===== EXERCISE INPUT =====

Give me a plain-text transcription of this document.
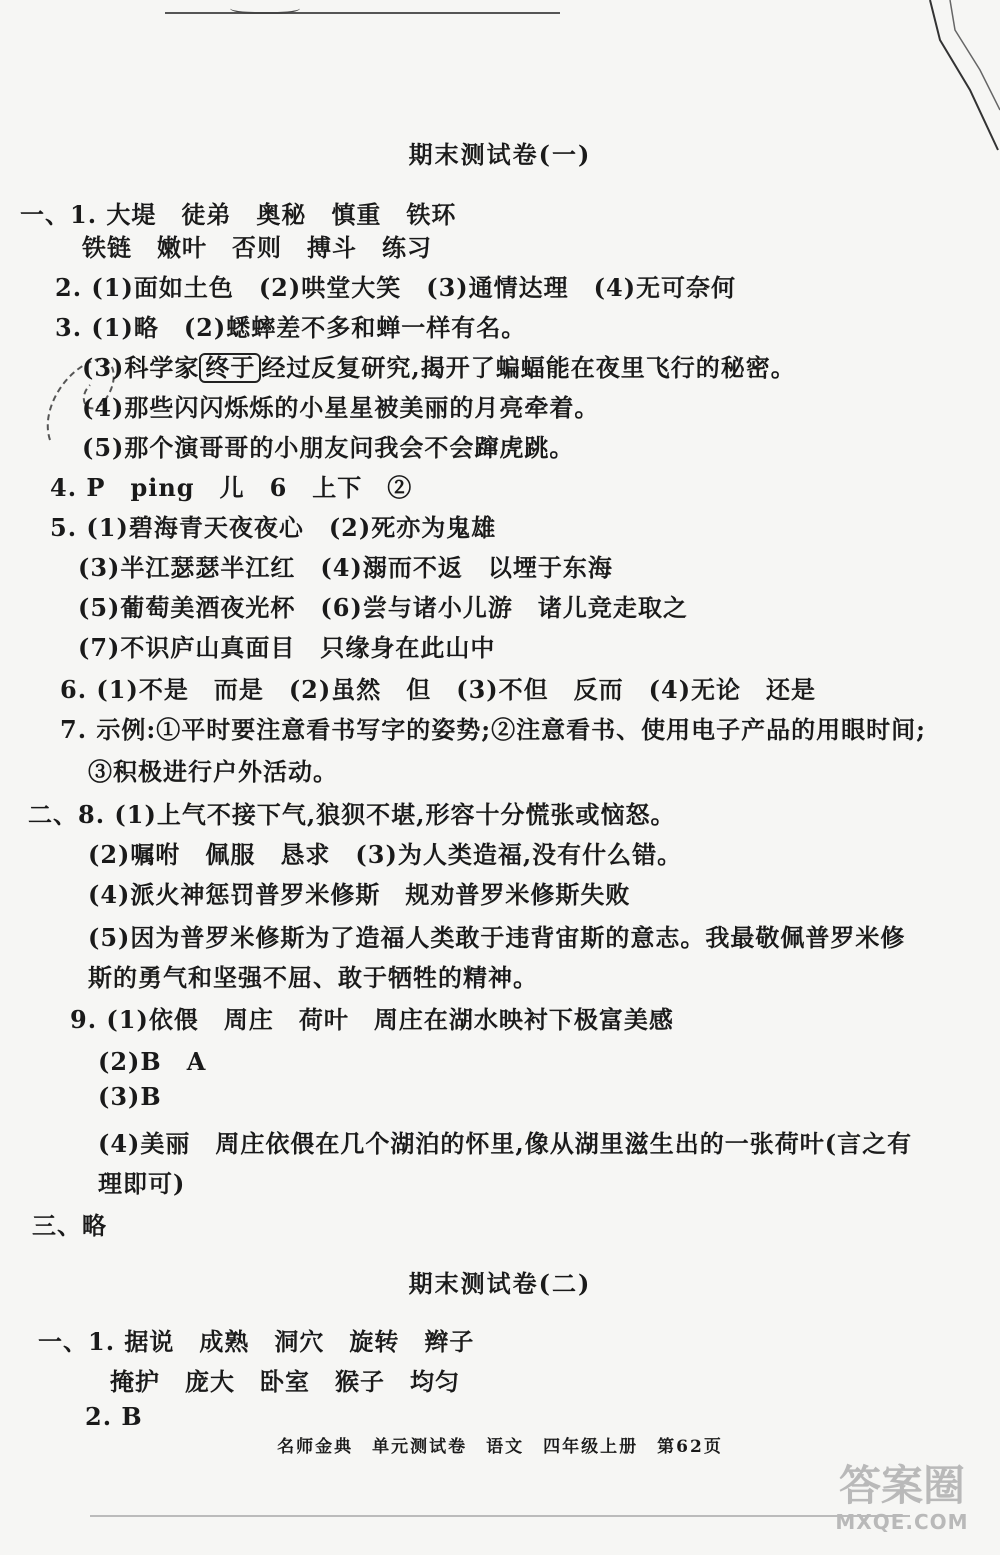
期末测试卷(一)
一、1. 大堤　徒弟　奥秘　慎重　铁环
铁链　嫩叶　否则　搏斗　练习
2. (1)面如土色　(2)哄堂大笑　(3)通情达理　(4)无可奈何
3. (1)略　(2)蟋蟀差不多和蝉一样有名。
(3)科学家 终于 经过反复研究,揭开了蝙蝠能在夜里飞行的秘密。
(4)那些闪闪烁烁的小星星被美丽的月亮牵着。
(5)那个演哥哥的小朋友问我会不会蹿虎跳。
4. P　ping　儿　6　上下　②
5. (1)碧海青天夜夜心　(2)死亦为鬼雄
(3)半江瑟瑟半江红　(4)溺而不返　以堙于东海
(5)葡萄美酒夜光杯　(6)尝与诸小儿游　诸儿竞走取之
(7)不识庐山真面目　只缘身在此山中
6. (1)不是　而是　(2)虽然　但　(3)不但　反而　(4)无论　还是
7. 示例:①平时要注意看书写字的姿势;②注意看书、使用电子产品的用眼时间;
③积极进行户外活动。
二、8. (1)上气不接下气,狼狈不堪,形容十分慌张或恼怒。
(2)嘱咐　佩服　恳求　(3)为人类造福,没有什么错。
(4)派火神惩罚普罗米修斯　规劝普罗米修斯失败
(5)因为普罗米修斯为了造福人类敢于违背宙斯的意志。我最敬佩普罗米修
斯的勇气和坚强不屈、敢于牺牲的精神。
9. (1)依偎　周庄　荷叶　周庄在湖水映衬下极富美感
(2)B　A
(3)B
(4)美丽　周庄依偎在几个湖泊的怀里,像从湖里滋生出的一张荷叶(言之有
理即可)
三、略
期末测试卷(二)
一、1. 据说　成熟　洞穴　旋转　辫子
掩护　庞大　卧室　猴子　均匀
2. B
名师金典　单元测试卷　语文　四年级上册　第62页
答案圈
MXQE.COM
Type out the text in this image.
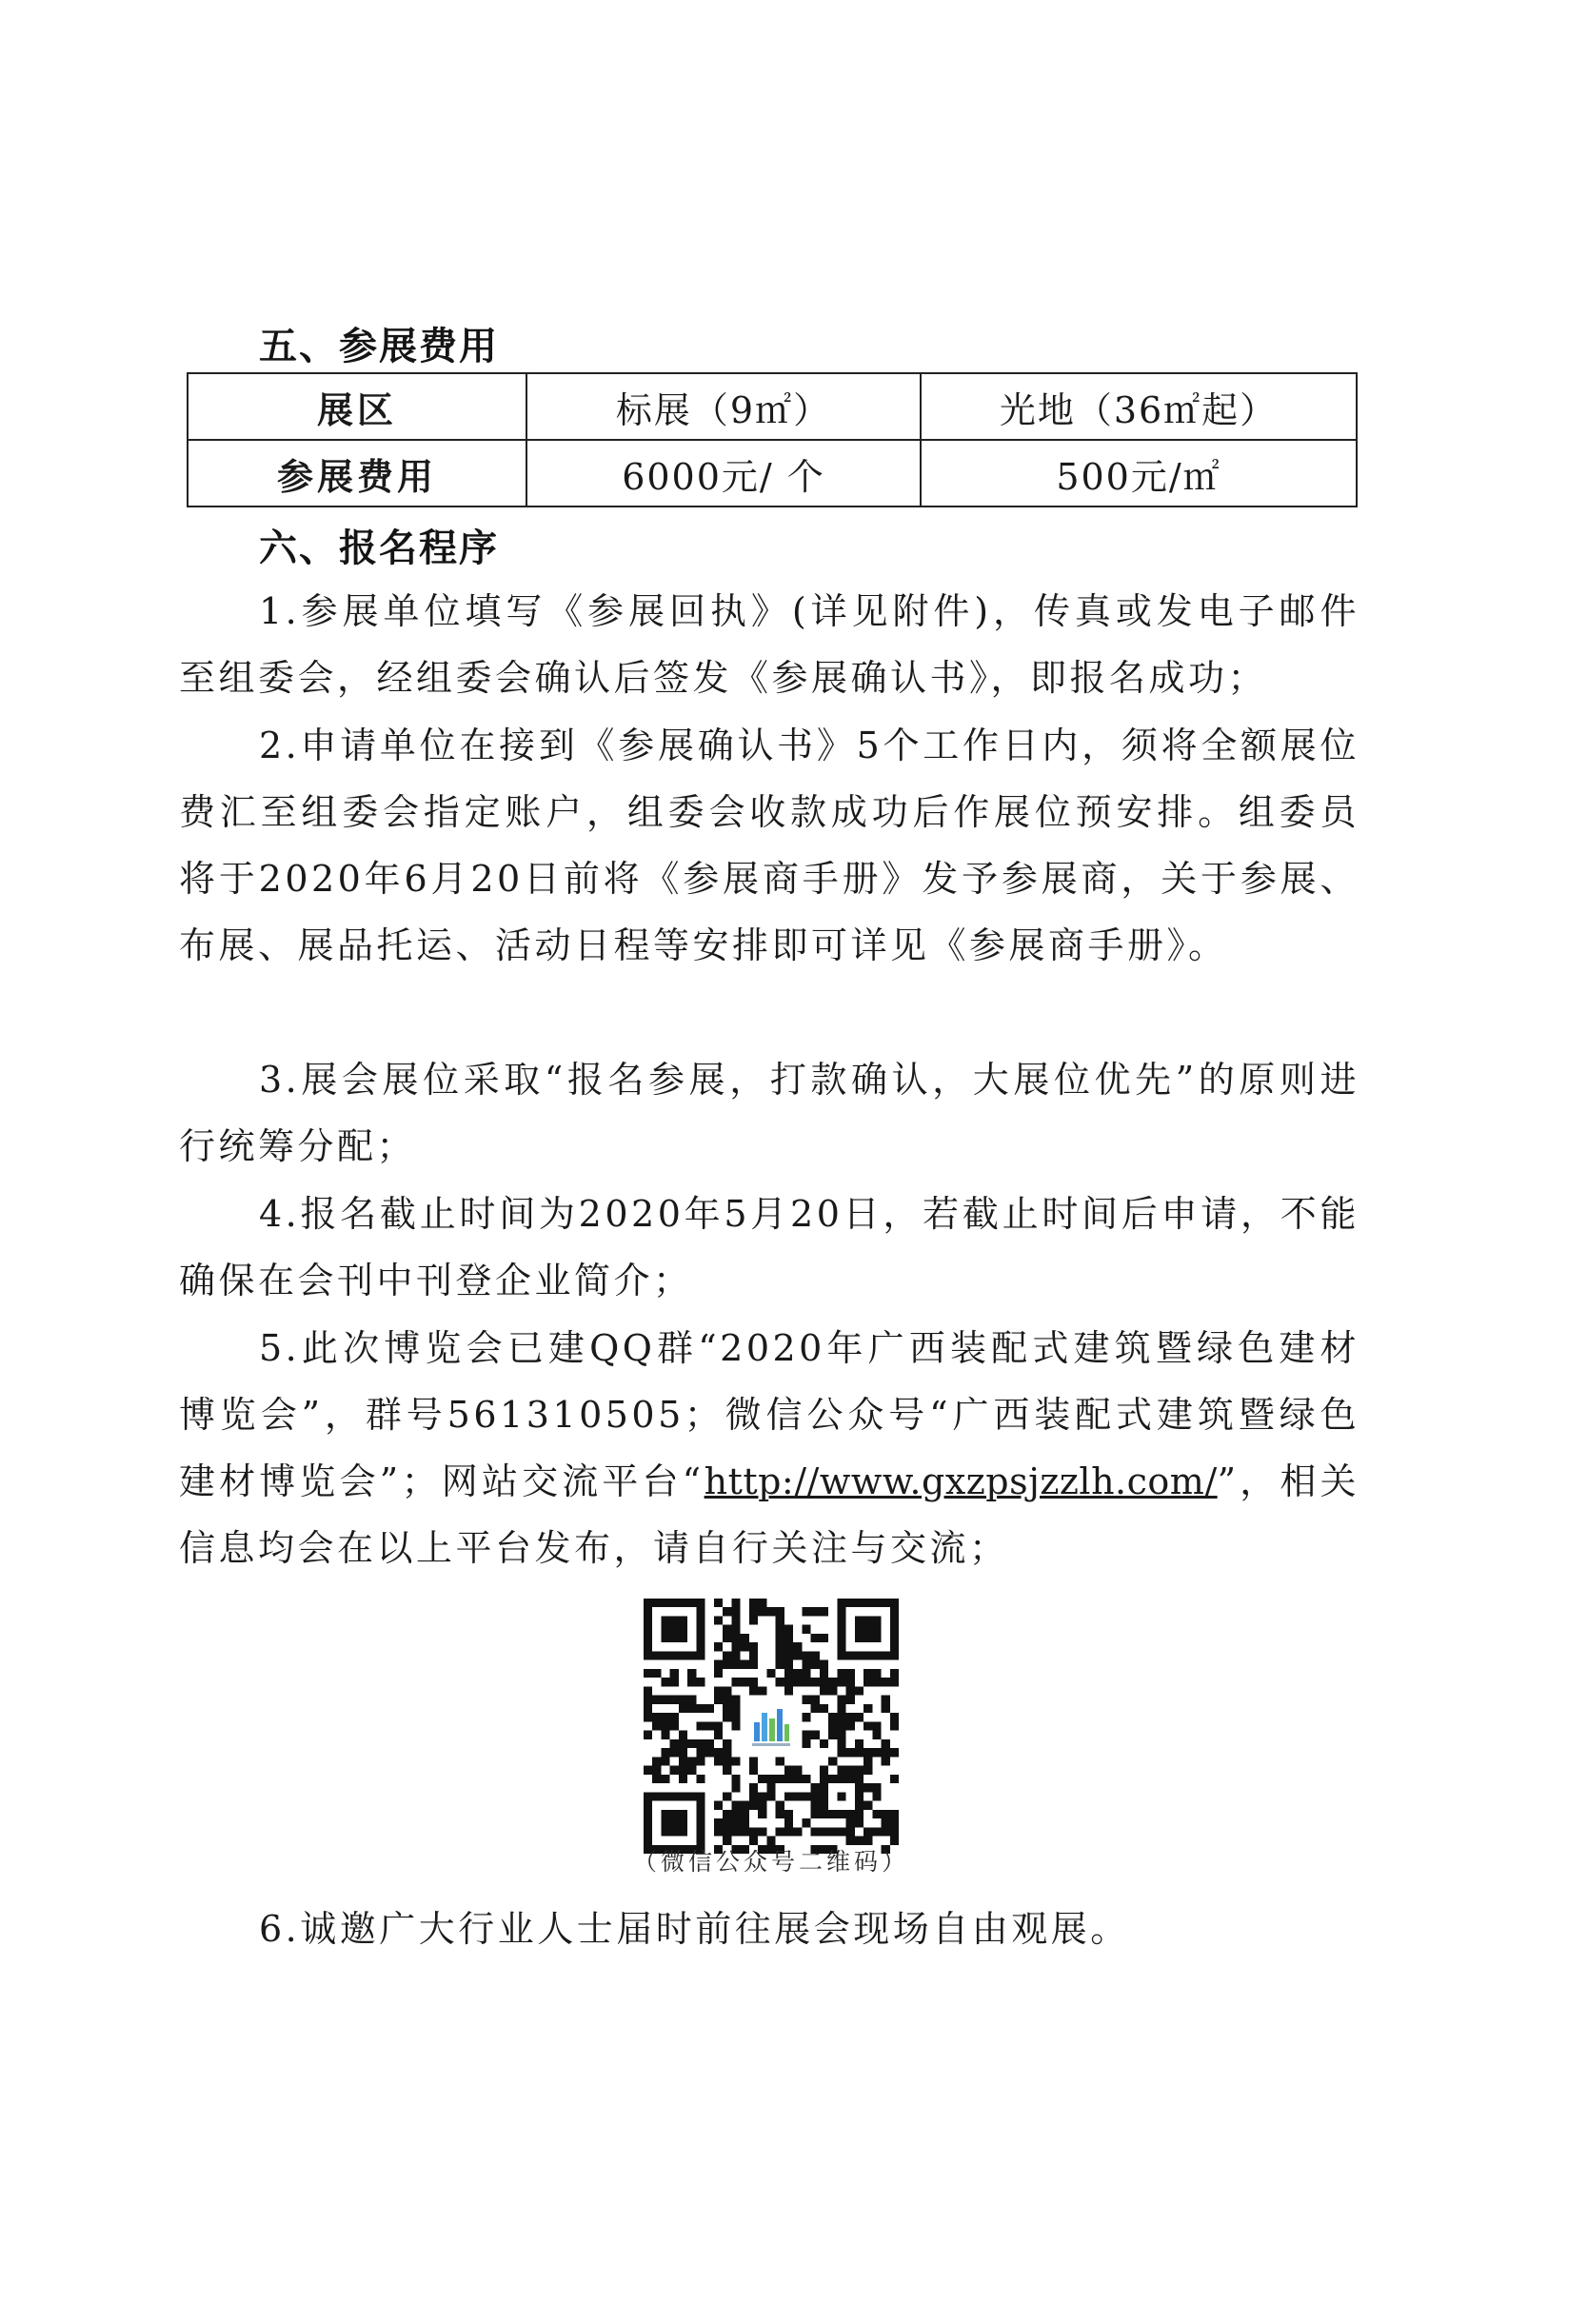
五、参展费用
展区	标展（9㎡）	光地（36㎡起）
参展费用	6000元/ 个	500元/㎡
六、报名程序

1.参展单位填写《参展回执》(详见附件)，传真或发电子邮件至组委会，经组委会确认后签发《参展确认书》，即报名成功；

2.申请单位在接到《参展确认书》5个工作日内，须将全额展位费汇至组委会指定账户，组委会收款成功后作展位预安排。组委员将于2020年6月20日前将《参展商手册》发予参展商，关于参展、布展、展品托运、活动日程等安排即可详见《参展商手册》。

3.展会展位采取“报名参展，打款确认，大展位优先”的原则进行统筹分配；

4.报名截止时间为2020年5月20日，若截止时间后申请，不能确保在会刊中刊登企业简介；

5.此次博览会已建QQ群“2020年广西装配式建筑暨绿色建材博览会”，群号561310505；微信公众号“广西装配式建筑暨绿色建材博览会”；网站交流平台“http://www.gxzpsjzzlh.com/”，相关信息均会在以上平台发布，请自行关注与交流；

（微信公众号二维码）

6.诚邀广大行业人士届时前往展会现场自由观展。
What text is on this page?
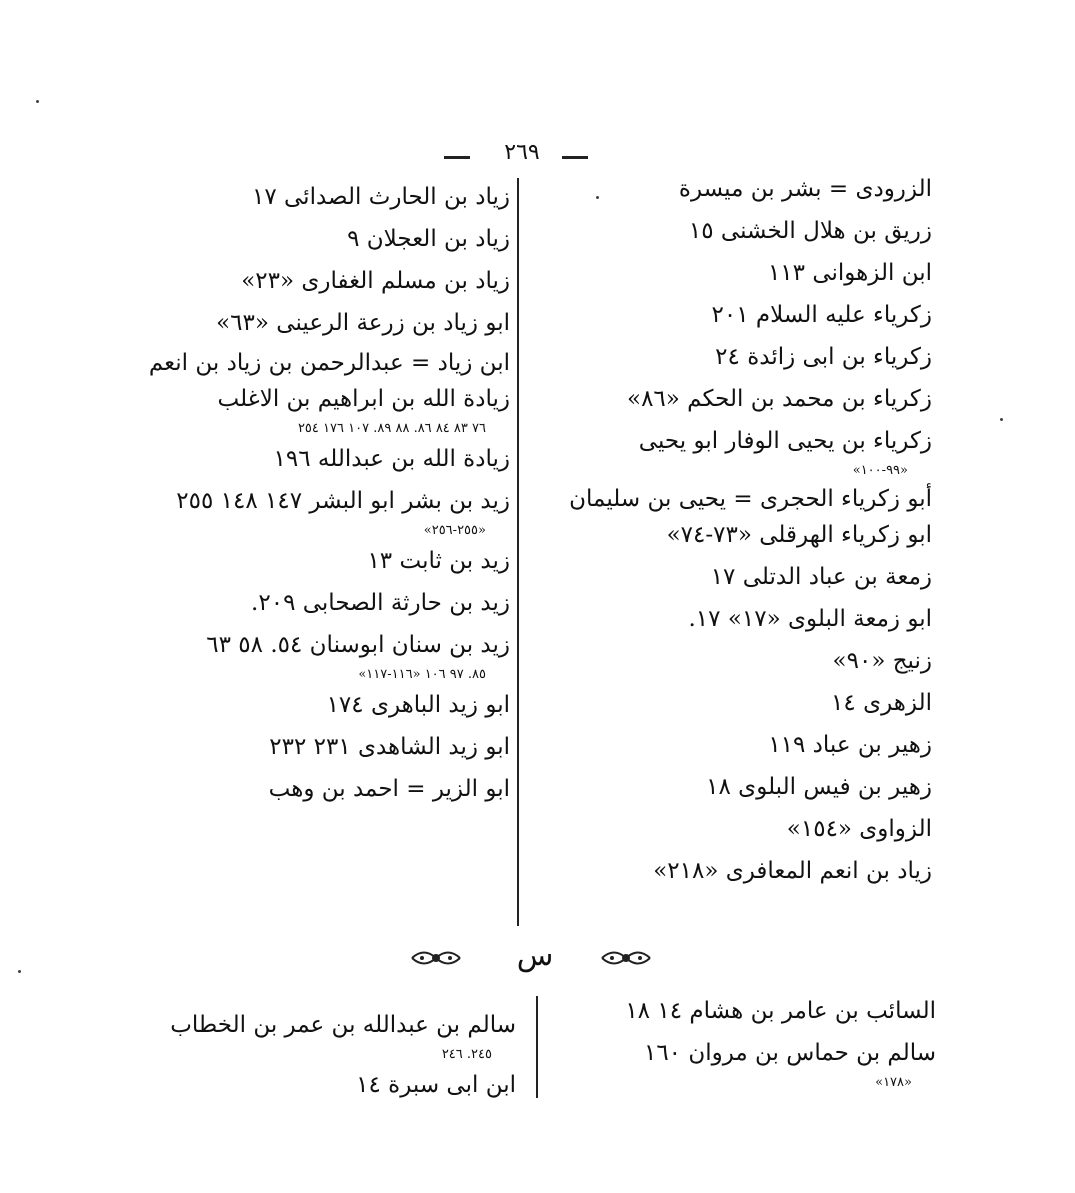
٢٦٩
الزرودى = بشر بن ميسرة
زريق بن هلال الخشنى ١٥
ابن الزهوانى ١١٣
زكرياء عليه السلام ٢٠١
زكرياء بن ابى زائدة ٢٤
زكرياء بن محمد بن الحكم «٨٦»
زكرياء بن يحيى الوفار ابو يحيى
«٩٩-١٠٠»
أبو زكرياء الحجرى = يحيى بن سليمان
ابو زكرياء الهرقلى «٧٣-٧٤»
زمعة بن عباد الدتلى ١٧
ابو زمعة البلوى «١٧» ١٧.
زنيج «٩٠»
الزهرى ١٤
زهير بن عباد ١١٩
زهير بن فيس البلوى ١٨
الزواوى «١٥٤»
زياد بن انعم المعافرى «٢١٨»
زياد بن الحارث الصدائى ١٧
زياد بن العجلان ٩
زياد بن مسلم الغفارى «٢٣»
ابو زياد بن زرعة الرعينى «٦٣»
ابن زياد = عبدالرحمن بن زياد بن انعم
زيادة الله بن ابراهيم بن الاغلب
٧٦ ٨٣ ٨٤ ٨٦. ٨٨ ٨٩. ١٠٧ ١٧٦ ٢٥٤
زيادة الله بن عبدالله ١٩٦
زيد بن بشر ابو البشر ١٤٧ ١٤٨ ٢٥٥
«٢٥٥-٢٥٦»
زيد بن ثابت ١٣
زيد بن حارثة الصحابى ٢٠٩.
زيد بن سنان ابوسنان ٥٤. ٥٨ ٦٣
٨٥. ٩٧ ١٠٦ «١١٦-١١٧»
ابو زيد الباهرى ١٧٤
ابو زيد الشاهدى ٢٣١ ٢٣٢
ابو الزير = احمد بن وهب
س
السائب بن عامر بن هشام ١٤ ١٨
سالم بن حماس بن مروان ١٦٠
«١٧٨»
سالم بن عبدالله بن عمر بن الخطاب
٢٤٥. ٢٤٦
ابن ابى سبرة ١٤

=====

> **TASK DIRECTIONS**
Which lines in the records above contain the string "زكرياء"? Copy each one.

> **WRITTEN SOLUTION**
زكرياء عليه السلام ٢٠١
زكرياء بن ابى زائدة ٢٤
زكرياء بن محمد بن الحكم «٨٦»
زكرياء بن يحيى الوفار ابو يحيى
أبو زكرياء الحجرى = يحيى بن سليمان
ابو زكرياء الهرقلى «٧٣-٧٤»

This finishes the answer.